***** Provided records

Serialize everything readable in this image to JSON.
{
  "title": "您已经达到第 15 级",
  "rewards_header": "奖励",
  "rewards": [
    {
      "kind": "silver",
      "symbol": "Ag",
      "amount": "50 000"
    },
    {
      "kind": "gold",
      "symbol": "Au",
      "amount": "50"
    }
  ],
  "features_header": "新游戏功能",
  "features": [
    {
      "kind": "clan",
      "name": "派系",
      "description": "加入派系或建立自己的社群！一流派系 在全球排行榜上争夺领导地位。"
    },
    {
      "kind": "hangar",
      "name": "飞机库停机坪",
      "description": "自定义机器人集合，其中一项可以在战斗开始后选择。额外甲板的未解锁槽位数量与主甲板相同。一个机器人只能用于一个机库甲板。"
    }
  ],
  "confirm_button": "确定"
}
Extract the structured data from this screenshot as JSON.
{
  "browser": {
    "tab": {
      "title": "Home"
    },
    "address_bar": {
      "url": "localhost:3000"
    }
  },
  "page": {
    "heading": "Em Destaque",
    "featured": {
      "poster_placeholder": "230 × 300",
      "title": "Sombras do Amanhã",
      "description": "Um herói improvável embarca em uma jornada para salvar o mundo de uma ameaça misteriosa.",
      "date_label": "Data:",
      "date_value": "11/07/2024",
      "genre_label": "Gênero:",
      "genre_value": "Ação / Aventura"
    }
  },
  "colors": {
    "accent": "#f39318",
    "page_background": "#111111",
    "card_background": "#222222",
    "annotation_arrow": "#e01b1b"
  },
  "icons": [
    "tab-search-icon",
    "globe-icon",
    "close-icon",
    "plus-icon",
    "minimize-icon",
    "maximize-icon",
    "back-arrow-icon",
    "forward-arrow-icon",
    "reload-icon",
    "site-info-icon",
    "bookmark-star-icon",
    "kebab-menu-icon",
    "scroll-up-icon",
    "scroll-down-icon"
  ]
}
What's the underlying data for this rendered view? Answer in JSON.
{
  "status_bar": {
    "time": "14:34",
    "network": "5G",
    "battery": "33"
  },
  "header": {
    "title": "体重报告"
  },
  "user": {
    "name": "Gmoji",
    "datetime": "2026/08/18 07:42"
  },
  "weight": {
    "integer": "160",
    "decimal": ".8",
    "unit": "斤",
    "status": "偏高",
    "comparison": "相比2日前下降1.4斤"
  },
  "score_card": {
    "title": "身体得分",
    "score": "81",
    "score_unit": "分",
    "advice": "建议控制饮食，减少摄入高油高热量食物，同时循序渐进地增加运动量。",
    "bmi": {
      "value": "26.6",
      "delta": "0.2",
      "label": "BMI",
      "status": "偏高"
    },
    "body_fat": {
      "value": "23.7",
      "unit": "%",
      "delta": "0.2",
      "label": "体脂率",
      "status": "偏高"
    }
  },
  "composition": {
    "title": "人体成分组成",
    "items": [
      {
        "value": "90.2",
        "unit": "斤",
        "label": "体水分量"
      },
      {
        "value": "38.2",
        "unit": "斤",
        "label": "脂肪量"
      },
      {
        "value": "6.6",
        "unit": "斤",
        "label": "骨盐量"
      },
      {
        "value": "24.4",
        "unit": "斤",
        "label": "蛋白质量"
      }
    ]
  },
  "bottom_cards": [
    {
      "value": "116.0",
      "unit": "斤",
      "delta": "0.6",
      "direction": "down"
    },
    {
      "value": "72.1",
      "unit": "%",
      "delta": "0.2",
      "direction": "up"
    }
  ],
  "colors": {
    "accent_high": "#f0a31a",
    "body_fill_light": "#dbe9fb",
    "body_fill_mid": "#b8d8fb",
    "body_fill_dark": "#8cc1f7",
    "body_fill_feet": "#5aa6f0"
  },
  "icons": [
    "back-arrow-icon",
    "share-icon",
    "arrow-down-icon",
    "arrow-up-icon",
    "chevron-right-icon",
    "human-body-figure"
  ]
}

**********

- Exercise instructions
Return the full listing, character for character.

- Result below
Serialize everything readable in this image to JSON.
{
  "title": "您已经达到第 15 级",
  "rewards_header": "奖励",
  "rewards": [
    {
      "kind": "silver",
      "symbol": "Ag",
      "amount": "50 000"
    },
    {
      "kind": "gold",
      "symbol": "Au",
      "amount": "50"
    }
  ],
  "features_header": "新游戏功能",
  "features": [
    {
      "kind": "clan",
      "name": "派系",
      "description": "加入派系或建立自己的社群！一流派系 在全球排行榜上争夺领导地位。"
    },
    {
      "kind": "hangar",
      "name": "飞机库停机坪",
      "description": "自定义机器人集合，其中一项可以在战斗开始后选择。额外甲板的未解锁槽位数量与主甲板相同。一个机器人只能用于一个机库甲板。"
    }
  ],
  "confirm_button": "确定"
}
Extract the structured data from this screenshot as JSON.
{
  "browser": {
    "tab": {
      "title": "Home"
    },
    "address_bar": {
      "url": "localhost:3000"
    }
  },
  "page": {
    "heading": "Em Destaque",
    "featured": {
      "poster_placeholder": "230 × 300",
      "title": "Sombras do Amanhã",
      "description": "Um herói improvável embarca em uma jornada para salvar o mundo de uma ameaça misteriosa.",
      "date_label": "Data:",
      "date_value": "11/07/2024",
      "genre_label": "Gênero:",
      "genre_value": "Ação / Aventura"
    }
  },
  "colors": {
    "accent": "#f39318",
    "page_background": "#111111",
    "card_background": "#222222",
    "annotation_arrow": "#e01b1b"
  },
  "icons": [
    "tab-search-icon",
    "globe-icon",
    "close-icon",
    "plus-icon",
    "minimize-icon",
    "maximize-icon",
    "back-arrow-icon",
    "forward-arrow-icon",
    "reload-icon",
    "site-info-icon",
    "bookmark-star-icon",
    "kebab-menu-icon",
    "scroll-up-icon",
    "scroll-down-icon"
  ]
}
What's the underlying data for this rendered view? Answer in JSON.
{
  "status_bar": {
    "time": "14:34",
    "network": "5G",
    "battery": "33"
  },
  "header": {
    "title": "体重报告"
  },
  "user": {
    "name": "Gmoji",
    "datetime": "2026/08/18 07:42"
  },
  "weight": {
    "integer": "160",
    "decimal": ".8",
    "unit": "斤",
    "status": "偏高",
    "comparison": "相比2日前下降1.4斤"
  },
  "score_card": {
    "title": "身体得分",
    "score": "81",
    "score_unit": "分",
    "advice": "建议控制饮食，减少摄入高油高热量食物，同时循序渐进地增加运动量。",
    "bmi": {
      "value": "26.6",
      "delta": "0.2",
      "label": "BMI",
      "status": "偏高"
    },
    "body_fat": {
      "value": "23.7",
      "unit": "%",
      "delta": "0.2",
      "label": "体脂率",
      "status": "偏高"
    }
  },
  "composition": {
    "title": "人体成分组成",
    "items": [
      {
        "value": "90.2",
        "unit": "斤",
        "label": "体水分量"
      },
      {
        "value": "38.2",
        "unit": "斤",
        "label": "脂肪量"
      },
      {
        "value": "6.6",
        "unit": "斤",
        "label": "骨盐量"
      },
      {
        "value": "24.4",
        "unit": "斤",
        "label": "蛋白质量"
      }
    ]
  },
  "bottom_cards": [
    {
      "value": "116.0",
      "unit": "斤",
      "delta": "0.6",
      "direction": "down"
    },
    {
      "value": "72.1",
      "unit": "%",
      "delta": "0.2",
      "direction": "up"
    }
  ],
  "colors": {
    "accent_high": "#f0a31a",
    "body_fill_light": "#dbe9fb",
    "body_fill_mid": "#b8d8fb",
    "body_fill_dark": "#8cc1f7",
    "body_fill_feet": "#5aa6f0"
  },
  "icons": [
    "back-arrow-icon",
    "share-icon",
    "arrow-down-icon",
    "arrow-up-icon",
    "chevron-right-icon",
    "human-body-figure"
  ]
}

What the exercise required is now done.